Can you rewrite the items from the very first line through the line containing "measurement-slot-3 <box>504 653 676 673</box>", with "trigger-source" renamed to "trigger-input" and everything else unchanged?

[Start Records for this task]

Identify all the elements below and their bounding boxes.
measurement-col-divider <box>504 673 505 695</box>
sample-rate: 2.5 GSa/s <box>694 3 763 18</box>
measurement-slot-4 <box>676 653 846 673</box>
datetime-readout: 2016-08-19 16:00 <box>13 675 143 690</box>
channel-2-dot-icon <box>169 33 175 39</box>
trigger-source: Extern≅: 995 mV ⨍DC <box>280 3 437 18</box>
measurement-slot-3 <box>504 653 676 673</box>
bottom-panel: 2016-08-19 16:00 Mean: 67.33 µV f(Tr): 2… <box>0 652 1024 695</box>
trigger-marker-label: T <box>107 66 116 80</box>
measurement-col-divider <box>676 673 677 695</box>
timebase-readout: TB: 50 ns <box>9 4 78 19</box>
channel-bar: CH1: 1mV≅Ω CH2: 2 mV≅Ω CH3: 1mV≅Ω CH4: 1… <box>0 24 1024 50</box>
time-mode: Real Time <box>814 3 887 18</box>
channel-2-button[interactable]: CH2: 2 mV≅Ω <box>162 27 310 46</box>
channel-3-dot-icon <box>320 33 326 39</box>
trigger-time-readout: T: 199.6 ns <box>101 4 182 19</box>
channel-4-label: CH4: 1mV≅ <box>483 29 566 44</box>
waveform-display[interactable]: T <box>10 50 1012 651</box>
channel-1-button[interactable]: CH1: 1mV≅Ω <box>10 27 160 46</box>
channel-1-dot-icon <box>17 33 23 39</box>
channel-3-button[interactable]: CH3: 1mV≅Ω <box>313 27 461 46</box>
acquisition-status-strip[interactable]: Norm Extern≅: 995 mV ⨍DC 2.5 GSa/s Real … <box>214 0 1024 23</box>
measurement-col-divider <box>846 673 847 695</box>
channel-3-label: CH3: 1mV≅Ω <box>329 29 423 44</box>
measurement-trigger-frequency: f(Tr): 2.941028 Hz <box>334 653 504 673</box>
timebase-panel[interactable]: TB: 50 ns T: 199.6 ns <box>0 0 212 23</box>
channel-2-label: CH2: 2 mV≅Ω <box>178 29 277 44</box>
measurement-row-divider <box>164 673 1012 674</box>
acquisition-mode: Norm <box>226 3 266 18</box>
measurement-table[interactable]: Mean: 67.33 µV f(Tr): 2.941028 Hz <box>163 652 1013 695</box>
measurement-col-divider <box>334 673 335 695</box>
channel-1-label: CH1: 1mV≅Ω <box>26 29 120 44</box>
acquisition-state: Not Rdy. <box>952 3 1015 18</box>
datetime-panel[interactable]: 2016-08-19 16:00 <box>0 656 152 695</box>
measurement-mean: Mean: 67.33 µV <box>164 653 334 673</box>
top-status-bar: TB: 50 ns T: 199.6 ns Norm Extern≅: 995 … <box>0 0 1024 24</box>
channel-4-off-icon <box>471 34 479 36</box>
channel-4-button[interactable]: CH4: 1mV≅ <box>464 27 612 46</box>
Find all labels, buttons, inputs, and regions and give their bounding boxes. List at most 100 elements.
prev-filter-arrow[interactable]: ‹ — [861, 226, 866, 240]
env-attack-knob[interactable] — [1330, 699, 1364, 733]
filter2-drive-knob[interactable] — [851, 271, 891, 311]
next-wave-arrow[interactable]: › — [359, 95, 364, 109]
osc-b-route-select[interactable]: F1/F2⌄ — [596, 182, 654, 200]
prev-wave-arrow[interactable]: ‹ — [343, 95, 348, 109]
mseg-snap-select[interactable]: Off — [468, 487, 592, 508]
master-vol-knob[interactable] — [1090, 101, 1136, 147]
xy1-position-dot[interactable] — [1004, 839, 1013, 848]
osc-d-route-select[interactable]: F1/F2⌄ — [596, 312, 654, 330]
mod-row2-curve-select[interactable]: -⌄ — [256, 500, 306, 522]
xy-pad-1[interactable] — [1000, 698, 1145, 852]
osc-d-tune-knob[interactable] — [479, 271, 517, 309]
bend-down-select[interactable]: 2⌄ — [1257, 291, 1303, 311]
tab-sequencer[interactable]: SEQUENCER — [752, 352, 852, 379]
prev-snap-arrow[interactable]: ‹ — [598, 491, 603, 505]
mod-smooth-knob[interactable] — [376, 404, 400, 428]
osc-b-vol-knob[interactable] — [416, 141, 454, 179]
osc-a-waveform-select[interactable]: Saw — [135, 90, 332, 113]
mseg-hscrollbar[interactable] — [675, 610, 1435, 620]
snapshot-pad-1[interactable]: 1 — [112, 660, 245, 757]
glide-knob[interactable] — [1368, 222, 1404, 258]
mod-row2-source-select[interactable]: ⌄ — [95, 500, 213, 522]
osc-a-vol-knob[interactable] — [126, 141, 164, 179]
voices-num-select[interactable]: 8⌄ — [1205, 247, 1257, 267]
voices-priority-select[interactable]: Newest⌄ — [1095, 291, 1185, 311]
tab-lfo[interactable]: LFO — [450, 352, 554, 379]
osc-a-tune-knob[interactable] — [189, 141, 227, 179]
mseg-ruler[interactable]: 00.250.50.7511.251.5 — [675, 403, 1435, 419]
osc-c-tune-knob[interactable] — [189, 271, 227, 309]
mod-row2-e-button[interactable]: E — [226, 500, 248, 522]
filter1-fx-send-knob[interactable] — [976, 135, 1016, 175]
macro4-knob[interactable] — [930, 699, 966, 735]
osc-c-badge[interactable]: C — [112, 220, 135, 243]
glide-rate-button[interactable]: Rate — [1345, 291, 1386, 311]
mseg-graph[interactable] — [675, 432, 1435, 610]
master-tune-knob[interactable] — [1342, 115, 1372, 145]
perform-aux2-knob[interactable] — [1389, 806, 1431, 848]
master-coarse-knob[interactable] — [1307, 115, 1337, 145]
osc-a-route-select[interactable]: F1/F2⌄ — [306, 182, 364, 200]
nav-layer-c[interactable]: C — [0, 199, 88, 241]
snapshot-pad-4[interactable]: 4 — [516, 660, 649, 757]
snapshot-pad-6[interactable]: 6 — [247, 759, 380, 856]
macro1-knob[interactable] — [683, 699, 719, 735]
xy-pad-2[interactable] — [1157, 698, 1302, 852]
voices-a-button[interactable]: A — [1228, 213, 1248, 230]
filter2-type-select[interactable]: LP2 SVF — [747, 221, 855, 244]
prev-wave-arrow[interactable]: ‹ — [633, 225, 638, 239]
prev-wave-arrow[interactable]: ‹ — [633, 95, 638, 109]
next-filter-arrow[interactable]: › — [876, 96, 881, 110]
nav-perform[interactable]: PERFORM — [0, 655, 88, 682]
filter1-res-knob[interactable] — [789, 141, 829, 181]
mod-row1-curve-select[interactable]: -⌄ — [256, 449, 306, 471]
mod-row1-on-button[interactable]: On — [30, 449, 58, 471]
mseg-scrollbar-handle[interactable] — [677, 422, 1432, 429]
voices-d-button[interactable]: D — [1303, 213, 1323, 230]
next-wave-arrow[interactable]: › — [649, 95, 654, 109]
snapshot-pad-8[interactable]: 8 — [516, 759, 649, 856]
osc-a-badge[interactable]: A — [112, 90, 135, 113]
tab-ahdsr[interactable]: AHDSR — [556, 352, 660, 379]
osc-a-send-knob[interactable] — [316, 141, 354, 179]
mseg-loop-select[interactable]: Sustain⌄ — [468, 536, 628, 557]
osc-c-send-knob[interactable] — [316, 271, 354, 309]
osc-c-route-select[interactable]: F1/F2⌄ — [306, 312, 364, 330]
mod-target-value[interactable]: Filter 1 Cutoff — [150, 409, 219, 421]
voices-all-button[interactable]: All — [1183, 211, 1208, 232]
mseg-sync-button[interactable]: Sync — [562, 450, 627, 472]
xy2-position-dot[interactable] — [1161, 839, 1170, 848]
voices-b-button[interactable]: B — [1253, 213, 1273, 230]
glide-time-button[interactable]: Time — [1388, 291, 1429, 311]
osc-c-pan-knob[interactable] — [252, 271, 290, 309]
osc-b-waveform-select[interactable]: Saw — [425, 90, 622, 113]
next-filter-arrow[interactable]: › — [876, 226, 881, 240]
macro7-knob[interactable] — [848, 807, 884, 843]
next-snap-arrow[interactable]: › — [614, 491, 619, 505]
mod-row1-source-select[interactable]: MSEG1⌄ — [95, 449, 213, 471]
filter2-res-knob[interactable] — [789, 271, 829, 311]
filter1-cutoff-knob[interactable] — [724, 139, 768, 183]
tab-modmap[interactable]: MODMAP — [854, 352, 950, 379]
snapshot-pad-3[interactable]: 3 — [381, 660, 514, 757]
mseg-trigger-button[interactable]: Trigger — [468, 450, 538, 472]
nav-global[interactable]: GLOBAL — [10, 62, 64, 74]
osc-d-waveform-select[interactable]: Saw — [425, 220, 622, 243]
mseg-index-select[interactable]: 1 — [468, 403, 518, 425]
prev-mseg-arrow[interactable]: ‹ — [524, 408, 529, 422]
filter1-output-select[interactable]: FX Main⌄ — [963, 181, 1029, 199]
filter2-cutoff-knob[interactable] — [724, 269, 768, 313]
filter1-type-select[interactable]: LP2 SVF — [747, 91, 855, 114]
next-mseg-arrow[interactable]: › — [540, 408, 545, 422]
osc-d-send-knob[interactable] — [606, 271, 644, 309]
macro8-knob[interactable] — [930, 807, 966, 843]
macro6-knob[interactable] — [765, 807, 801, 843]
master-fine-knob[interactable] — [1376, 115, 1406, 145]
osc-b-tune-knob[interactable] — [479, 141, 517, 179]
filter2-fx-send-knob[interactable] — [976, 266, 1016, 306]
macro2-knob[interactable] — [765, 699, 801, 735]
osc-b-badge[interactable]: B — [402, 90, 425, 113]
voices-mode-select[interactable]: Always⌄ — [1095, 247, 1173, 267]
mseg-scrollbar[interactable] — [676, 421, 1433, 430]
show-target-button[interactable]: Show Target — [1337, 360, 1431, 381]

[End Records for this task]

[Answer to this task]:
Identify all the elements below and their bounding boxes.
measurement-col-divider <box>504 673 505 695</box>
sample-rate: 2.5 GSa/s <box>694 3 763 18</box>
measurement-slot-4 <box>676 653 846 673</box>
datetime-readout: 2016-08-19 16:00 <box>13 675 143 690</box>
channel-2-dot-icon <box>169 33 175 39</box>
trigger-input: Extern≅: 995 mV ⨍DC <box>280 3 437 18</box>
measurement-slot-3 <box>504 653 676 673</box>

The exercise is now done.